- **Written problem**
Locate and copy all lines bearing the word "title".

- **Source records**
** begin **
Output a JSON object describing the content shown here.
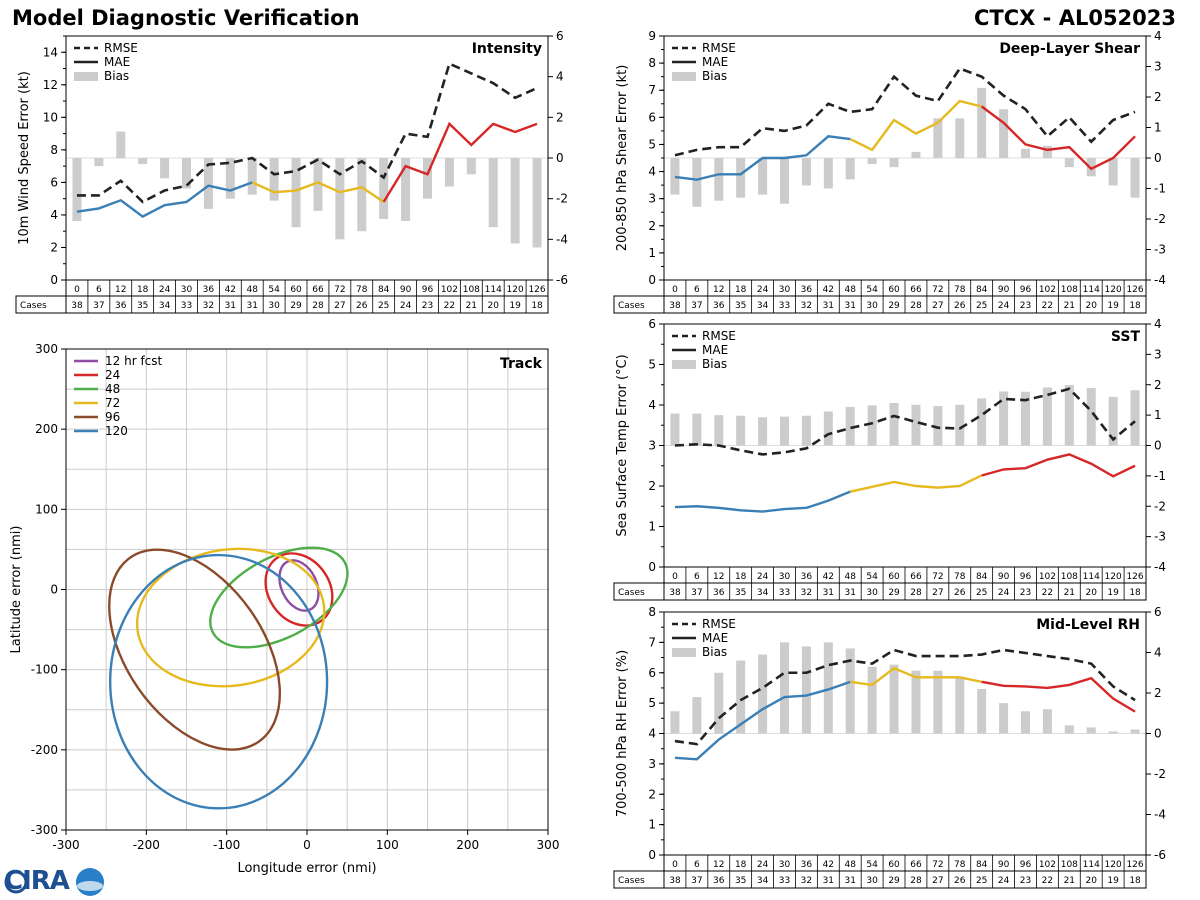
{
  "title": "Model Diagnostic Verification",
  "storm_id": "CTCX - AL052023",
  "logo_text": "CIRA",
  "cases_label": "Cases",
  "forecast_hours": [
    0,
    6,
    12,
    18,
    24,
    30,
    36,
    42,
    48,
    54,
    60,
    66,
    72,
    78,
    84,
    90,
    96,
    102,
    108,
    114,
    120,
    126
  ],
  "cases": [
    38,
    37,
    36,
    35,
    34,
    33,
    32,
    31,
    31,
    30,
    29,
    28,
    27,
    26,
    25,
    24,
    23,
    22,
    21,
    20,
    19,
    18
  ],
  "colors": {
    "rmse": "#222222",
    "mae_early": "#3a7fb5",
    "mae_mid": "#e6b91e",
    "mae_late": "#d62728",
    "bias": "#cccccc",
    "grid": "#cccccc"
  },
  "chart_data": [
    {
      "type": "line",
      "id": "intensity",
      "title": "Intensity",
      "xlabel": "",
      "ylabel": "10m Wind Speed Error (kt)",
      "ylim": [
        0,
        15
      ],
      "yticks": [
        0,
        2,
        4,
        6,
        8,
        10,
        12,
        14
      ],
      "y2lim": [
        -6,
        6
      ],
      "y2ticks": [
        -6,
        -4,
        -2,
        0,
        2,
        4,
        6
      ],
      "legend": [
        "RMSE",
        "MAE",
        "Bias"
      ],
      "legend_position": "top-left",
      "series": [
        {
          "name": "RMSE",
          "values": [
            5.2,
            5.2,
            6.1,
            4.8,
            5.5,
            5.8,
            7.1,
            7.2,
            7.5,
            6.5,
            6.7,
            7.4,
            6.5,
            7.3,
            6.3,
            9.0,
            8.8,
            13.3,
            12.7,
            12.1,
            11.2,
            11.8
          ]
        },
        {
          "name": "MAE",
          "values": [
            4.2,
            4.4,
            4.9,
            3.9,
            4.6,
            4.8,
            5.8,
            5.5,
            6.0,
            5.4,
            5.5,
            6.0,
            5.4,
            5.7,
            4.8,
            7.0,
            6.5,
            9.6,
            8.3,
            9.6,
            9.1,
            9.6
          ]
        },
        {
          "name": "Bias",
          "values": [
            -3.1,
            -0.4,
            1.3,
            -0.3,
            -1.0,
            -1.5,
            -2.5,
            -2.0,
            -1.8,
            -2.1,
            -3.4,
            -2.6,
            -4.0,
            -3.6,
            -3.0,
            -3.1,
            -2.0,
            -1.4,
            -0.8,
            -3.4,
            -4.2,
            -4.4
          ]
        }
      ]
    },
    {
      "type": "line",
      "id": "shear",
      "title": "Deep-Layer Shear",
      "xlabel": "",
      "ylabel": "200-850 hPa Shear Error (kt)",
      "ylim": [
        0,
        9
      ],
      "yticks": [
        0,
        1,
        2,
        3,
        4,
        5,
        6,
        7,
        8,
        9
      ],
      "y2lim": [
        -4,
        4
      ],
      "y2ticks": [
        -4,
        -3,
        -2,
        -1,
        0,
        1,
        2,
        3,
        4
      ],
      "legend": [
        "RMSE",
        "MAE",
        "Bias"
      ],
      "legend_position": "top-left",
      "series": [
        {
          "name": "RMSE",
          "values": [
            4.6,
            4.8,
            4.9,
            4.9,
            5.6,
            5.5,
            5.7,
            6.5,
            6.2,
            6.3,
            7.5,
            6.8,
            6.6,
            7.8,
            7.5,
            6.8,
            6.3,
            5.3,
            6.0,
            5.1,
            5.9,
            6.2
          ]
        },
        {
          "name": "MAE",
          "values": [
            3.8,
            3.7,
            3.9,
            3.9,
            4.5,
            4.5,
            4.6,
            5.3,
            5.2,
            4.8,
            5.9,
            5.4,
            5.8,
            6.6,
            6.4,
            5.8,
            5.0,
            4.8,
            4.9,
            4.1,
            4.5,
            5.3
          ]
        },
        {
          "name": "Bias",
          "values": [
            -1.2,
            -1.6,
            -1.4,
            -1.3,
            -1.2,
            -1.5,
            -0.9,
            -1.0,
            -0.7,
            -0.2,
            -0.3,
            0.2,
            1.3,
            1.3,
            2.3,
            1.6,
            0.3,
            0.4,
            -0.3,
            -0.6,
            -0.9,
            -1.3
          ]
        }
      ]
    },
    {
      "type": "line",
      "id": "sst",
      "title": "SST",
      "xlabel": "",
      "ylabel": "Sea Surface Temp Error (°C)",
      "ylim": [
        0,
        6
      ],
      "yticks": [
        0,
        1,
        2,
        3,
        4,
        5,
        6
      ],
      "y2lim": [
        -4,
        4
      ],
      "y2ticks": [
        -4,
        -3,
        -2,
        -1,
        0,
        1,
        2,
        3,
        4
      ],
      "legend": [
        "RMSE",
        "MAE",
        "Bias"
      ],
      "legend_position": "top-left",
      "series": [
        {
          "name": "RMSE",
          "values": [
            3.0,
            3.03,
            3.0,
            2.88,
            2.78,
            2.83,
            2.93,
            3.28,
            3.43,
            3.55,
            3.73,
            3.58,
            3.44,
            3.42,
            3.75,
            4.15,
            4.12,
            4.25,
            4.4,
            3.85,
            3.15,
            3.6
          ]
        },
        {
          "name": "MAE",
          "values": [
            1.48,
            1.5,
            1.46,
            1.4,
            1.37,
            1.43,
            1.46,
            1.64,
            1.86,
            1.98,
            2.1,
            2.0,
            1.96,
            2.0,
            2.26,
            2.41,
            2.44,
            2.65,
            2.78,
            2.55,
            2.24,
            2.5
          ]
        },
        {
          "name": "Bias",
          "values": [
            1.05,
            1.05,
            1.0,
            0.98,
            0.93,
            0.95,
            0.98,
            1.12,
            1.27,
            1.32,
            1.4,
            1.34,
            1.3,
            1.34,
            1.55,
            1.78,
            1.77,
            1.91,
            1.99,
            1.89,
            1.6,
            1.82
          ]
        }
      ]
    },
    {
      "type": "line",
      "id": "rh",
      "title": "Mid-Level RH",
      "xlabel": "",
      "ylabel": "700-500 hPa RH Error (%)",
      "ylim": [
        0,
        8
      ],
      "yticks": [
        0,
        1,
        2,
        3,
        4,
        5,
        6,
        7,
        8
      ],
      "y2lim": [
        -6,
        6
      ],
      "y2ticks": [
        -6,
        -4,
        -2,
        0,
        2,
        4,
        6
      ],
      "legend": [
        "RMSE",
        "MAE",
        "Bias"
      ],
      "legend_position": "top-left",
      "series": [
        {
          "name": "RMSE",
          "values": [
            3.75,
            3.65,
            4.5,
            5.1,
            5.5,
            6.0,
            6.0,
            6.25,
            6.4,
            6.3,
            6.75,
            6.55,
            6.55,
            6.55,
            6.6,
            6.75,
            6.65,
            6.55,
            6.45,
            6.3,
            5.55,
            5.1
          ]
        },
        {
          "name": "MAE",
          "values": [
            3.2,
            3.15,
            3.8,
            4.3,
            4.8,
            5.2,
            5.25,
            5.45,
            5.7,
            5.6,
            6.15,
            5.85,
            5.85,
            5.85,
            5.7,
            5.57,
            5.55,
            5.5,
            5.6,
            5.82,
            5.15,
            4.72
          ]
        },
        {
          "name": "Bias",
          "values": [
            1.1,
            1.8,
            3.0,
            3.6,
            3.9,
            4.5,
            4.3,
            4.5,
            4.2,
            3.3,
            3.4,
            3.1,
            3.1,
            2.8,
            2.2,
            1.5,
            1.1,
            1.2,
            0.4,
            0.3,
            0.1,
            0.2
          ]
        }
      ]
    },
    {
      "type": "scatter",
      "id": "track",
      "title": "Track",
      "xlabel": "Longitude error (nmi)",
      "ylabel": "Latitude error (nmi)",
      "xlim": [
        -300,
        300
      ],
      "ylim": [
        -300,
        300
      ],
      "xticks": [
        -300,
        -200,
        -100,
        0,
        100,
        200,
        300
      ],
      "yticks": [
        -300,
        -200,
        -100,
        0,
        100,
        200,
        300
      ],
      "grid": true,
      "legend_position": "top-left",
      "ellipses": [
        {
          "name": "12 hr fcst",
          "color": "#8e4fa3",
          "cx": -10,
          "cy": 5,
          "rx": 22,
          "ry": 33,
          "angle": -25
        },
        {
          "name": "24",
          "color": "#d62728",
          "cx": -10,
          "cy": 0,
          "rx": 38,
          "ry": 48,
          "angle": -35
        },
        {
          "name": "48",
          "color": "#4fae4a",
          "cx": -35,
          "cy": -10,
          "rx": 93,
          "ry": 50,
          "angle": -28
        },
        {
          "name": "72",
          "color": "#e6b91e",
          "cx": -95,
          "cy": -35,
          "rx": 117,
          "ry": 85,
          "angle": -8
        },
        {
          "name": "96",
          "color": "#8b4a2a",
          "cx": -140,
          "cy": -75,
          "rx": 85,
          "ry": 140,
          "angle": -35
        },
        {
          "name": "120",
          "color": "#3a7fb5",
          "cx": -110,
          "cy": -115,
          "rx": 135,
          "ry": 158,
          "angle": 0
        }
      ]
    }
  ]
}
** end **
- **Result of this exercise**
  "title": "Model Diagnostic Verification",
      "title": "Intensity",
      "title": "Deep-Layer Shear",
      "title": "SST",
      "title": "Mid-Level RH",
      "title": "Track",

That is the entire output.